# What you are asked to do
Set down the full listing exactly, character for character.

# Data for the task
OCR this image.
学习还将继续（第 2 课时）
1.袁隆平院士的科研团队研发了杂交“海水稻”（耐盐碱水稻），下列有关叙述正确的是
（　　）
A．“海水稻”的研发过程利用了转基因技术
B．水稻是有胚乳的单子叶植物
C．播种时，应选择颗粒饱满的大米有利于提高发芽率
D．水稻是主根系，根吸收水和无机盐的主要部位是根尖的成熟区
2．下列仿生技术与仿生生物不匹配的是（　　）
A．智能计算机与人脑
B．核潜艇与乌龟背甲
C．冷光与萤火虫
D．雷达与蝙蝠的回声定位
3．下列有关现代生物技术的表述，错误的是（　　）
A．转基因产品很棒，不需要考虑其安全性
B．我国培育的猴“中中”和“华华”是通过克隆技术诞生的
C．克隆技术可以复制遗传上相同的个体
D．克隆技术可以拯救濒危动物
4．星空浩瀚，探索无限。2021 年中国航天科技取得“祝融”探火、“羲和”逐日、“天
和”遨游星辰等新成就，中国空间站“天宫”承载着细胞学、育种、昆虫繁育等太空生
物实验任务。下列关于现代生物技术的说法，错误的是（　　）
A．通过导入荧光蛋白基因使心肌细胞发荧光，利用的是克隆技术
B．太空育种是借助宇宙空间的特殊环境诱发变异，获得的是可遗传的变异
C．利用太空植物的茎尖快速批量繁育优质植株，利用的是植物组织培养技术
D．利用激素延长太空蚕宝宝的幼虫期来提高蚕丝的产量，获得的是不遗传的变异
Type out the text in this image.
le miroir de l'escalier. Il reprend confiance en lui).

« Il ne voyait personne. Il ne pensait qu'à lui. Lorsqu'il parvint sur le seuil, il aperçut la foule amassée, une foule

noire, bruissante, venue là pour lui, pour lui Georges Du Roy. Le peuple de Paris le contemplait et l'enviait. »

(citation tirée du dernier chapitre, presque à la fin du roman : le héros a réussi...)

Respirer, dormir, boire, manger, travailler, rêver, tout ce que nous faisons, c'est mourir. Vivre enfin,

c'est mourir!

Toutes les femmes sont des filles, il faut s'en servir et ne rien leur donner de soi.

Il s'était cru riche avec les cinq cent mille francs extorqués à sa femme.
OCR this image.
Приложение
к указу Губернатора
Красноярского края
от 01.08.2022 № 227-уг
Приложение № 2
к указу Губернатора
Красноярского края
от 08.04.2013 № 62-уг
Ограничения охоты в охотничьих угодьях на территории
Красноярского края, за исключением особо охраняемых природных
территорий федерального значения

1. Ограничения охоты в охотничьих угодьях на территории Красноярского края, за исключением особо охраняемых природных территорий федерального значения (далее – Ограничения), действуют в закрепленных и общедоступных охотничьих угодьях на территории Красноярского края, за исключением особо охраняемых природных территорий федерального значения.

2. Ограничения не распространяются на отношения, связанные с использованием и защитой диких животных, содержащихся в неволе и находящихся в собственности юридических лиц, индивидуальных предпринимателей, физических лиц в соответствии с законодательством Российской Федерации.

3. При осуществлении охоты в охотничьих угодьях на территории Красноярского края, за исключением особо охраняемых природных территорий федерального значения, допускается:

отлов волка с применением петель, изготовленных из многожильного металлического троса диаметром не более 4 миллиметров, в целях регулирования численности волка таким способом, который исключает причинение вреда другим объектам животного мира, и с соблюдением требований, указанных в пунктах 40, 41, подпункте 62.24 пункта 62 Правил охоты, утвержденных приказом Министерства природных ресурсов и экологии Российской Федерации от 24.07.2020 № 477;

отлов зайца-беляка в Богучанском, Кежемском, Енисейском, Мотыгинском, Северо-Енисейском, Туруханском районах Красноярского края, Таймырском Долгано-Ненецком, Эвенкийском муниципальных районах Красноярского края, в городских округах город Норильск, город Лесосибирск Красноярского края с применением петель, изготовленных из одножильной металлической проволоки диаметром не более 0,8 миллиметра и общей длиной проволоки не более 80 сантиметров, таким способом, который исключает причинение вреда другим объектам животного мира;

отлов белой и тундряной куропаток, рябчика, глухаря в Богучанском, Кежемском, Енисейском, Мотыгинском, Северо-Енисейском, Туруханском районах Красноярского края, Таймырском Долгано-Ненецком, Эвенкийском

# Final answer
OCR this image.
学习还将继续（第 2 课时）
1.袁隆平院士的科研团队研发了杂交“海水稻”（耐盐碱水稻），下列有关叙述正确的是
（　　）
A．“海水稻”的研发过程利用了转基因技术
B．水稻是有胚乳的单子叶植物
C．播种时，应选择颗粒饱满的大米有利于提高发芽率
D．水稻是主根系，根吸收水和无机盐的主要部位是根尖的成熟区
2．下列仿生技术与仿生生物不匹配的是（　　）
A．智能计算机与人脑
B．核潜艇与乌龟背甲
C．冷光与萤火虫
D．雷达与蝙蝠的回声定位
3．下列有关现代生物技术的表述，错误的是（　　）
A．转基因产品很棒，不需要考虑其安全性
B．我国培育的猴“中中”和“华华”是通过克隆技术诞生的
C．克隆技术可以复制遗传上相同的个体
D．克隆技术可以拯救濒危动物
4．星空浩瀚，探索无限。2021 年中国航天科技取得“祝融”探火、“羲和”逐日、“天
和”遨游星辰等新成就，中国空间站“天宫”承载着细胞学、育种、昆虫繁育等太空生
物实验任务。下列关于现代生物技术的说法，错误的是（　　）
A．通过导入荧光蛋白基因使心肌细胞发荧光，利用的是克隆技术
B．太空育种是借助宇宙空间的特殊环境诱发变异，获得的是可遗传的变异
C．利用太空植物的茎尖快速批量繁育优质植株，利用的是植物组织培养技术
D．利用激素延长太空蚕宝宝的幼虫期来提高蚕丝的产量，获得的是不遗传的变异
Type out the text in this image.
le miroir de l'escalier. Il reprend confiance en lui).

« Il ne voyait personne. Il ne pensait qu'à lui. Lorsqu'il parvint sur le seuil, il aperçut la foule amassée, une foule

noire, bruissante, venue là pour lui, pour lui Georges Du Roy. Le peuple de Paris le contemplait et l'enviait. »

(citation tirée du dernier chapitre, presque à la fin du roman : le héros a réussi...)

Respirer, dormir, boire, manger, travailler, rêver, tout ce que nous faisons, c'est mourir. Vivre enfin,

c'est mourir!

Toutes les femmes sont des filles, il faut s'en servir et ne rien leur donner de soi.

Il s'était cru riche avec les cinq cent mille francs extorqués à sa femme.
OCR this image.
Приложение
к указу Губернатора
Красноярского края
от 01.08.2022 № 227-уг
Приложение № 2
к указу Губернатора
Красноярского края
от 08.04.2013 № 62-уг
Ограничения охоты в охотничьих угодьях на территории
Красноярского края, за исключением особо охраняемых природных
территорий федерального значения

1. Ограничения охоты в охотничьих угодьях на территории Красноярского края, за исключением особо охраняемых природных территорий федерального значения (далее – Ограничения), действуют в закрепленных и общедоступных охотничьих угодьях на территории Красноярского края, за исключением особо охраняемых природных территорий федерального значения.

2. Ограничения не распространяются на отношения, связанные с использованием и защитой диких животных, содержащихся в неволе и находящихся в собственности юридических лиц, индивидуальных предпринимателей, физических лиц в соответствии с законодательством Российской Федерации.

3. При осуществлении охоты в охотничьих угодьях на территории Красноярского края, за исключением особо охраняемых природных территорий федерального значения, допускается:

отлов волка с применением петель, изготовленных из многожильного металлического троса диаметром не более 4 миллиметров, в целях регулирования численности волка таким способом, который исключает причинение вреда другим объектам животного мира, и с соблюдением требований, указанных в пунктах 40, 41, подпункте 62.24 пункта 62 Правил охоты, утвержденных приказом Министерства природных ресурсов и экологии Российской Федерации от 24.07.2020 № 477;

отлов зайца-беляка в Богучанском, Кежемском, Енисейском, Мотыгинском, Северо-Енисейском, Туруханском районах Красноярского края, Таймырском Долгано-Ненецком, Эвенкийском муниципальных районах Красноярского края, в городских округах город Норильск, город Лесосибирск Красноярского края с применением петель, изготовленных из одножильной металлической проволоки диаметром не более 0,8 миллиметра и общей длиной проволоки не более 80 сантиметров, таким способом, который исключает причинение вреда другим объектам животного мира;

отлов белой и тундряной куропаток, рябчика, глухаря в Богучанском, Кежемском, Енисейском, Мотыгинском, Северо-Енисейском, Туруханском районах Красноярского края, Таймырском Долгано-Ненецком, Эвенкийском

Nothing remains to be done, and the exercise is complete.